Data excerpts
-=-=-=-=-

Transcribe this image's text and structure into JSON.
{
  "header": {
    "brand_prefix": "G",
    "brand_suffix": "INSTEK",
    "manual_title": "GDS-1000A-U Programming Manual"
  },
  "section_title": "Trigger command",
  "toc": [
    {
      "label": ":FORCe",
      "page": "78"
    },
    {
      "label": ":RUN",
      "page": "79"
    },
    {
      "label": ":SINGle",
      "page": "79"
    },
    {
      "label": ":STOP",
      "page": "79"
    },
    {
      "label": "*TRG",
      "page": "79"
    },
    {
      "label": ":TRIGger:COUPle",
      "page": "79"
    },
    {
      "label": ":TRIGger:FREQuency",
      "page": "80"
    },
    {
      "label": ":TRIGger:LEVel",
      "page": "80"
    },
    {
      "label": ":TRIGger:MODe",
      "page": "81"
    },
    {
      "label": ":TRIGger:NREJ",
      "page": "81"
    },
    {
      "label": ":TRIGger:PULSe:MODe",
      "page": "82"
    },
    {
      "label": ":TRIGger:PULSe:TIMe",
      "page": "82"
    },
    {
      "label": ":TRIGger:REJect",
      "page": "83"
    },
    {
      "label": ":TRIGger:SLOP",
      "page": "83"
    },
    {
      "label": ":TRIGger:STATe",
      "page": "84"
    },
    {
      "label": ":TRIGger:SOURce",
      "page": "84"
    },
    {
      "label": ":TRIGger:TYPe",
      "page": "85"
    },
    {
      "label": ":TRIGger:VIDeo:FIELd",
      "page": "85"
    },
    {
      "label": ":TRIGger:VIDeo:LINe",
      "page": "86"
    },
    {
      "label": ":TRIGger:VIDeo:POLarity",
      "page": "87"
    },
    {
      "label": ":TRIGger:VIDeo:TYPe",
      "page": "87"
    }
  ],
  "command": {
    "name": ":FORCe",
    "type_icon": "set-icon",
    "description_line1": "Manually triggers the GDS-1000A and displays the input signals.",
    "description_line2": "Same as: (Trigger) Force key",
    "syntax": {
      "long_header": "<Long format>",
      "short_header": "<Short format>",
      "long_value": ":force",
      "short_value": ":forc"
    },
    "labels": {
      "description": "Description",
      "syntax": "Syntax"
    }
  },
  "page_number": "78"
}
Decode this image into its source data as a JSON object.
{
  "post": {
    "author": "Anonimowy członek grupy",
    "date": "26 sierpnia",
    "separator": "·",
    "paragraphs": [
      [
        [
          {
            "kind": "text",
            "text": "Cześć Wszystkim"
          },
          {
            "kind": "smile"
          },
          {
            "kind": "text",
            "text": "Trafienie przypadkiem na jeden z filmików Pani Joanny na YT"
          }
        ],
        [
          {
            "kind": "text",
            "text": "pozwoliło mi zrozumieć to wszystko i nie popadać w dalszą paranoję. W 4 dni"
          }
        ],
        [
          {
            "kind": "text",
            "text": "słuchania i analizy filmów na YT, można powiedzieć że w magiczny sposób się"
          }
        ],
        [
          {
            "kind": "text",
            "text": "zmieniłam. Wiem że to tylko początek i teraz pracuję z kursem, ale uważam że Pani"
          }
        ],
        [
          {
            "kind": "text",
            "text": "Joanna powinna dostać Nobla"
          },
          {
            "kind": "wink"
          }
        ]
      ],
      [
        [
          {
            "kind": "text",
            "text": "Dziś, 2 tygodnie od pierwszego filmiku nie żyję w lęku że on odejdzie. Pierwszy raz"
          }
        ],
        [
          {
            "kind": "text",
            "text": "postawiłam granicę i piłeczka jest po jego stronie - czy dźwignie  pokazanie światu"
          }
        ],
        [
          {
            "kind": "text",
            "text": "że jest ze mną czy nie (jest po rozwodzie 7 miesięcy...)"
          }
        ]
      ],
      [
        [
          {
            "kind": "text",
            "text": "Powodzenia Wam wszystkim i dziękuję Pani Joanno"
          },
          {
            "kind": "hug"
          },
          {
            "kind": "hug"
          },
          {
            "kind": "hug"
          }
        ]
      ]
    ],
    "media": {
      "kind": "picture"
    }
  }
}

-=-=-=-=-

■ Task brief:
From the records above, extract everything verbatim.

■ Result:
Transcribe this image's text and structure into JSON.
{
  "header": {
    "brand_prefix": "G",
    "brand_suffix": "INSTEK",
    "manual_title": "GDS-1000A-U Programming Manual"
  },
  "section_title": "Trigger command",
  "toc": [
    {
      "label": ":FORCe",
      "page": "78"
    },
    {
      "label": ":RUN",
      "page": "79"
    },
    {
      "label": ":SINGle",
      "page": "79"
    },
    {
      "label": ":STOP",
      "page": "79"
    },
    {
      "label": "*TRG",
      "page": "79"
    },
    {
      "label": ":TRIGger:COUPle",
      "page": "79"
    },
    {
      "label": ":TRIGger:FREQuency",
      "page": "80"
    },
    {
      "label": ":TRIGger:LEVel",
      "page": "80"
    },
    {
      "label": ":TRIGger:MODe",
      "page": "81"
    },
    {
      "label": ":TRIGger:NREJ",
      "page": "81"
    },
    {
      "label": ":TRIGger:PULSe:MODe",
      "page": "82"
    },
    {
      "label": ":TRIGger:PULSe:TIMe",
      "page": "82"
    },
    {
      "label": ":TRIGger:REJect",
      "page": "83"
    },
    {
      "label": ":TRIGger:SLOP",
      "page": "83"
    },
    {
      "label": ":TRIGger:STATe",
      "page": "84"
    },
    {
      "label": ":TRIGger:SOURce",
      "page": "84"
    },
    {
      "label": ":TRIGger:TYPe",
      "page": "85"
    },
    {
      "label": ":TRIGger:VIDeo:FIELd",
      "page": "85"
    },
    {
      "label": ":TRIGger:VIDeo:LINe",
      "page": "86"
    },
    {
      "label": ":TRIGger:VIDeo:POLarity",
      "page": "87"
    },
    {
      "label": ":TRIGger:VIDeo:TYPe",
      "page": "87"
    }
  ],
  "command": {
    "name": ":FORCe",
    "type_icon": "set-icon",
    "description_line1": "Manually triggers the GDS-1000A and displays the input signals.",
    "description_line2": "Same as: (Trigger) Force key",
    "syntax": {
      "long_header": "<Long format>",
      "short_header": "<Short format>",
      "long_value": ":force",
      "short_value": ":forc"
    },
    "labels": {
      "description": "Description",
      "syntax": "Syntax"
    }
  },
  "page_number": "78"
}
Decode this image into its source data as a JSON object.
{
  "post": {
    "author": "Anonimowy członek grupy",
    "date": "26 sierpnia",
    "separator": "·",
    "paragraphs": [
      [
        [
          {
            "kind": "text",
            "text": "Cześć Wszystkim"
          },
          {
            "kind": "smile"
          },
          {
            "kind": "text",
            "text": "Trafienie przypadkiem na jeden z filmików Pani Joanny na YT"
          }
        ],
        [
          {
            "kind": "text",
            "text": "pozwoliło mi zrozumieć to wszystko i nie popadać w dalszą paranoję. W 4 dni"
          }
        ],
        [
          {
            "kind": "text",
            "text": "słuchania i analizy filmów na YT, można powiedzieć że w magiczny sposób się"
          }
        ],
        [
          {
            "kind": "text",
            "text": "zmieniłam. Wiem że to tylko początek i teraz pracuję z kursem, ale uważam że Pani"
          }
        ],
        [
          {
            "kind": "text",
            "text": "Joanna powinna dostać Nobla"
          },
          {
            "kind": "wink"
          }
        ]
      ],
      [
        [
          {
            "kind": "text",
            "text": "Dziś, 2 tygodnie od pierwszego filmiku nie żyję w lęku że on odejdzie. Pierwszy raz"
          }
        ],
        [
          {
            "kind": "text",
            "text": "postawiłam granicę i piłeczka jest po jego stronie - czy dźwignie  pokazanie światu"
          }
        ],
        [
          {
            "kind": "text",
            "text": "że jest ze mną czy nie (jest po rozwodzie 7 miesięcy...)"
          }
        ]
      ],
      [
        [
          {
            "kind": "text",
            "text": "Powodzenia Wam wszystkim i dziękuję Pani Joanno"
          },
          {
            "kind": "hug"
          },
          {
            "kind": "hug"
          },
          {
            "kind": "hug"
          }
        ]
      ]
    ],
    "media": {
      "kind": "picture"
    }
  }
}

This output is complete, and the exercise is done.